What you are asked to do: Some lines hold the string "Genetics". Copy all of them from the material that follows.

####################

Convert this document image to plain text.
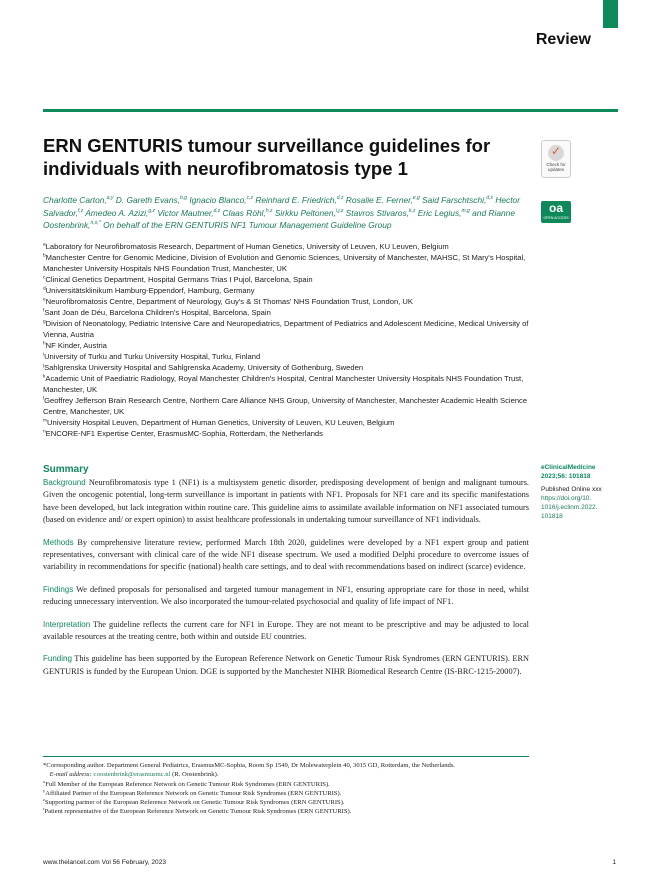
Review
ERN GENTURIS tumour surveillance guidelines for individuals with neurofibromatosis type 1
✓	Check for
updates
oa
OPEN ACCESS
Charlotte Carton,$^{a,y}$ D. Gareth Evans,$^{b,g}$ Ignacio Blanco,$^{c,z}$ Reinhard E. Friedrich,$^{d,z}$ Rosalie E. Ferner,$^{e,g}$ Said Farschtschi,$^{d,x}$ Hector Salvador,$^{f,z}$ Amedeo A. Azizi,$^{g,z}$ Victor Mautner,$^{d,z}$ Claas Röhl,$^{h,z}$ Sirkku Peltonen,$^{i,j,z}$ Stavros Stivaros,$^{k,z}$ Eric Legius,$^{m,g}$ and Rianne Oostenbrink,$^{n,o,*}$ On behalf of the ERN GENTURIS NF1 Tumour Management Guideline Group
$^a$Laboratory for Neurofibromatosis Research, Department of Human Genetics, University of Leuven, KU Leuven, Belgium
$^b$Manchester Centre for Genomic Medicine, Division of Evolution and Genomic Sciences, University of Manchester, MAHSC, St Mary's Hospital, Manchester University Hospitals NHS Foundation Trust, Manchester, UK
$^c$Clinical Genetics Department, Hospital Germans Trias I Pujol, Barcelona, Spain
$^d$Universitätsklinikum Hamburg-Eppendorf, Hamburg, Germany
$^e$Neurofibromatosis Centre, Department of Neurology, Guy's & St Thomas' NHS Foundation Trust, London, UK
$^f$Sant Joan de Déu, Barcelona Children's Hospital, Barcelona, Spain
$^g$Division of Neonatology, Pediatric Intensive Care and Neuropediatrics, Department of Pediatrics and Adolescent Medicine, Medical University of Vienna, Austria
$^h$NF Kinder, Austria
$^i$University of Turku and Turku University Hospital, Turku, Finland
$^j$Sahlgrenska University Hospital and Sahlgrenska Academy, University of Gothenburg, Sweden
$^k$Academic Unit of Paediatric Radiology, Royal Manchester Children's Hospital, Central Manchester University Hospitals NHS Foundation Trust, Manchester, UK
$^l$Geoffrey Jefferson Brain Research Centre, Northern Care Alliance NHS Group, University of Manchester, Manchester Academic Health Science Centre, Manchester, UK
$^m$University Hospital Leuven, Department of Human Genetics, University of Leuven, KU Leuven, Belgium
$^n$ENCORE-NF1 Expertise Center, ErasmusMC-Sophia, Rotterdam, the Netherlands
Summary

Background Neurofibromatosis type 1 (NF1) is a multisystem genetic disorder, predisposing development of benign and malignant tumours. Given the oncogenic potential, long-term surveillance is important in patients with NF1. Proposals for NF1 care and its specific manifestations have been developed, but lack integration within routine care. This guideline aims to assimilate available information on NF1 associated tumours (based on evidence and/ or expert opinion) to assist healthcare professionals in undertaking tumour surveillance of NF1 individuals.

Methods By comprehensive literature review, performed March 18th 2020, guidelines were developed by a NF1 expert group and patient representatives, conversant with clinical care of the wide NF1 disease spectrum. We used a modified Delphi procedure to overcome issues of variability in recommendations for specific (national) health care settings, and to deal with recommendations based on indirect (scarce) evidence.

Findings We defined proposals for personalised and targeted tumour management in NF1, ensuring appropriate care for those in need, whilst reducing unnecessary intervention. We also incorporated the tumour-related psychosocial and quality of life impact of NF1.

Interpretation The guideline reflects the current care for NF1 in Europe. They are not meant to be prescriptive and may be adjusted to local available resources at the treating centre, both within and outside EU countries.

Funding This guideline has been supported by the European Reference Network on Genetic Tumour Risk Syndromes (ERN GENTURIS). ERN GENTURIS is funded by the European Union. DGE is supported by the Manchester NIHR Biomedical Research Centre (IS-BRC-1215-20007).

eClinicalMedicine
2023;56: 101818
Published Online xxx
https://doi.org/10.
1016/j.eclinm.2022.
101818
*Corresponding author. Department General Pediatrics, ErasmusMC-Sophia, Room Sp 1549, Dr Molewaterplein 40, 3015 GD, Rotterdam, the Netherlands.
E-mail address: r.oostenbrink@erasmusmc.nl (R. Oostenbrink).
$^x$Full Member of the European Reference Network on Genetic Tumour Risk Syndromes (ERN GENTURIS).
$^y$Affiliated Partner of the European Reference Network on Genetic Tumour Risk Syndromes (ERN GENTURIS).
$^z$Supporting partner of the European Reference Network on Genetic Tumour Risk Syndromes (ERN GENTURIS).
$^r$Patient representative of the European Reference Network on Genetic Tumour Risk Syndromes (ERN GENTURIS).
www.thelancet.com Vol 56 February, 2023	1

####################

Solution to the exercise:
$^a$Laboratory for Neurofibromatosis Research, Department of Human Genetics, University of Leuven, KU Leuven, Belgium
$^c$Clinical Genetics Department, Hospital Germans Trias I Pujol, Barcelona, Spain
$^m$University Hospital Leuven, Department of Human Genetics, University of Leuven, KU Leuven, Belgium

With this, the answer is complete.